What this task involves — Repeat the data below exactly, dropping any pictures it holds.

--- --- ---

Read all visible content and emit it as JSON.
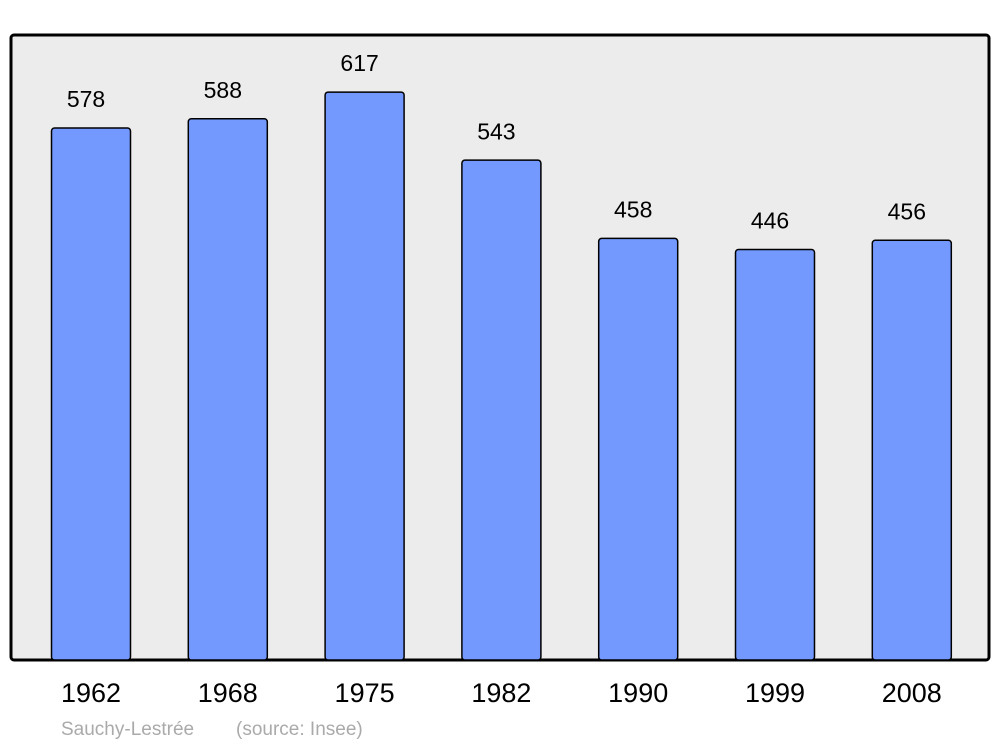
{
  "chart_data": {
    "type": "bar",
    "categories": [
      "1962",
      "1968",
      "1975",
      "1982",
      "1990",
      "1999",
      "2008"
    ],
    "values": [
      578,
      588,
      617,
      543,
      458,
      446,
      456
    ],
    "color": "#7399ff",
    "ylim": [
      0,
      679
    ],
    "subtitle": "Sauchy-Lestrée",
    "source": "(source: Insee)"
  }
}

--- --- ---

Answer to this exercise —
Read all visible content and emit it as JSON.
{
  "chart_data": {
    "type": "bar",
    "categories": [
      "1962",
      "1968",
      "1975",
      "1982",
      "1990",
      "1999",
      "2008"
    ],
    "values": [
      578,
      588,
      617,
      543,
      458,
      446,
      456
    ],
    "color": "#7399ff",
    "ylim": [
      0,
      679
    ],
    "subtitle": "Sauchy-Lestrée",
    "source": "(source: Insee)"
  }
}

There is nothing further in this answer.